== What is needed ==
Lay out the records as a numbered list, omitting blank lines, from the line with "- hs-cell: [38, 226, 55, 243]" up to and including the line with "- hs-cell: [608, 523, 625, 540]".
-- begin Materials provided --
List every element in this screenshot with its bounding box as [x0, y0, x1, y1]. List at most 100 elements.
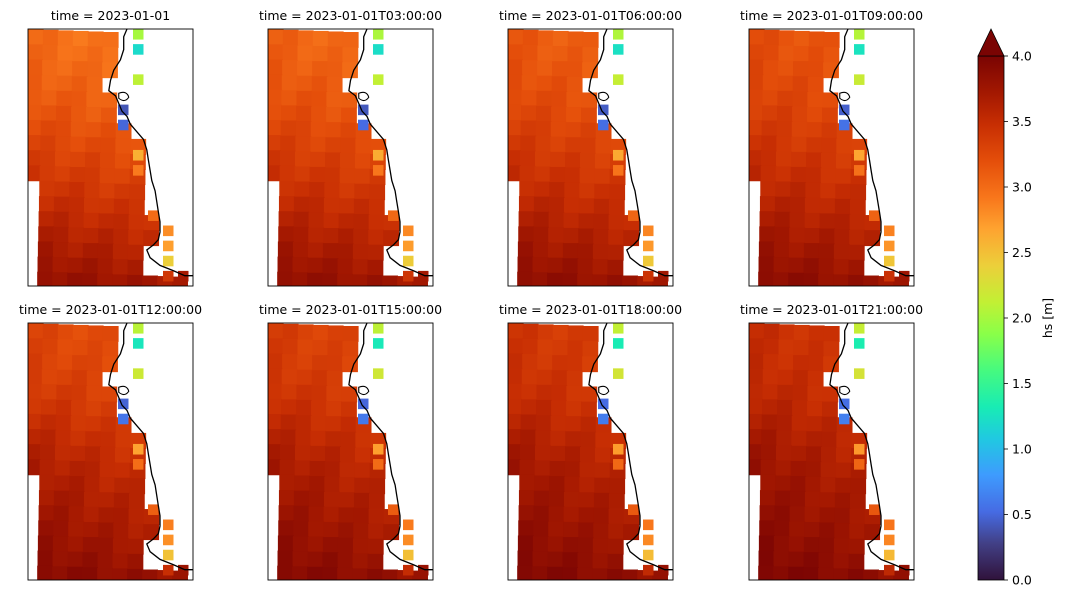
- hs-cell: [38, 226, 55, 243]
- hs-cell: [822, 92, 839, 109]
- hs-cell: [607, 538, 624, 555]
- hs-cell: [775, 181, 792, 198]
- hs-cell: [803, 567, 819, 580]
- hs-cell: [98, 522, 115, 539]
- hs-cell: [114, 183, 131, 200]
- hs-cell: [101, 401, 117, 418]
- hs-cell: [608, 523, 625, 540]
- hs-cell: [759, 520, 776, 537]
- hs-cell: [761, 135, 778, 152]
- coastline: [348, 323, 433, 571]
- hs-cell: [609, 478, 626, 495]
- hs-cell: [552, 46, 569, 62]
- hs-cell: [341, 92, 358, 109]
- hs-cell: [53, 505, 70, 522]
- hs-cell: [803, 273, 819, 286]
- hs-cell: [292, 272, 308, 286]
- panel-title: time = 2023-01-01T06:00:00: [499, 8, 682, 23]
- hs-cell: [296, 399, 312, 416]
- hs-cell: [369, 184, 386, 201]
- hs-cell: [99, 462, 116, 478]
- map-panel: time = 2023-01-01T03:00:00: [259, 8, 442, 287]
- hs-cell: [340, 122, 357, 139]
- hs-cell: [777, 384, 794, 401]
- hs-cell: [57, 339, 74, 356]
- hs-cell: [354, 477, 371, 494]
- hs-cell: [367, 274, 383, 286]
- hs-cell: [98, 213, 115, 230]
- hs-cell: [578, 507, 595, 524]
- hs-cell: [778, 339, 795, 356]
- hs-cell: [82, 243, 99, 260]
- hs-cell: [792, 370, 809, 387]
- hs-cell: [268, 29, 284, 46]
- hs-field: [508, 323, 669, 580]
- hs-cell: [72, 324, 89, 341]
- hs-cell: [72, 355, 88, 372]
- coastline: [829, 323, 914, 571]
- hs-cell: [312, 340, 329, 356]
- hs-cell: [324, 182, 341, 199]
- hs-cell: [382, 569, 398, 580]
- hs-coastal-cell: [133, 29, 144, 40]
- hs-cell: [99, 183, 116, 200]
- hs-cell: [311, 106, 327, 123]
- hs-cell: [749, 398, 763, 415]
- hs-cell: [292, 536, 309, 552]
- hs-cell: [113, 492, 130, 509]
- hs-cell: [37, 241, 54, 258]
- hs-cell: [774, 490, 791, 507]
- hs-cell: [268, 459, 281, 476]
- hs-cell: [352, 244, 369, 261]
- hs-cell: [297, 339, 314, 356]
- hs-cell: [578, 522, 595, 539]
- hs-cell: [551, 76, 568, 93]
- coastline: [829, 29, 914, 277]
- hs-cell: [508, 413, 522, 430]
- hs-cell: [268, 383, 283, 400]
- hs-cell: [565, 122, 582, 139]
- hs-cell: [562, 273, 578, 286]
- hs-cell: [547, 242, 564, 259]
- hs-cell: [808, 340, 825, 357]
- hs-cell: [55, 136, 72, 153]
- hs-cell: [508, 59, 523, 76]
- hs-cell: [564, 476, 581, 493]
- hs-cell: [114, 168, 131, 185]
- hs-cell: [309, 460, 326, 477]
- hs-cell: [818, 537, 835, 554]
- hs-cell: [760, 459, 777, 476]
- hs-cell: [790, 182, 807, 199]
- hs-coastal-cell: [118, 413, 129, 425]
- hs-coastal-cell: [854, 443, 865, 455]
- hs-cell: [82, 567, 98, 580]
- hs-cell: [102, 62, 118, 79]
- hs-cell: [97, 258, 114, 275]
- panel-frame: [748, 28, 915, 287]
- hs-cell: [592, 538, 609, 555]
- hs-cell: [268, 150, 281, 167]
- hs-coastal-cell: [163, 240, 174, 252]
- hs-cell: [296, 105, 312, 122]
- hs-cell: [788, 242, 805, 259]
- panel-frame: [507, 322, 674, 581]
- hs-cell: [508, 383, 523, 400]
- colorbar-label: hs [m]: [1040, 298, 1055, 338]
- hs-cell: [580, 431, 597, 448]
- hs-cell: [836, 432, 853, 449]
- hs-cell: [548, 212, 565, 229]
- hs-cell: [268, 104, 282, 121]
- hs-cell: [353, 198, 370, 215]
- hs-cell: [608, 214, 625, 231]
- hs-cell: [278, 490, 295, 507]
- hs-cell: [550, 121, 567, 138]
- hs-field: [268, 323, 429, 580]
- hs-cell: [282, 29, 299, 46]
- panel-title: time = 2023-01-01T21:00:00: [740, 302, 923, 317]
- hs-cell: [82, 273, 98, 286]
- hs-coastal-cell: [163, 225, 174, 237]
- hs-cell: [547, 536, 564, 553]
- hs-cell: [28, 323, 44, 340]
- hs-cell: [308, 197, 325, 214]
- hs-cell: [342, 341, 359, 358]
-- end Materials provided --
== Exercise answer ==
1. - hs-cell: [38, 226, 55, 243]
2. - hs-cell: [822, 92, 839, 109]
3. - hs-cell: [607, 538, 624, 555]
4. - hs-cell: [775, 181, 792, 198]
5. - hs-cell: [803, 567, 819, 580]
6. - hs-cell: [98, 522, 115, 539]
7. - hs-cell: [114, 183, 131, 200]
8. - hs-cell: [101, 401, 117, 418]
9. - hs-cell: [608, 523, 625, 540]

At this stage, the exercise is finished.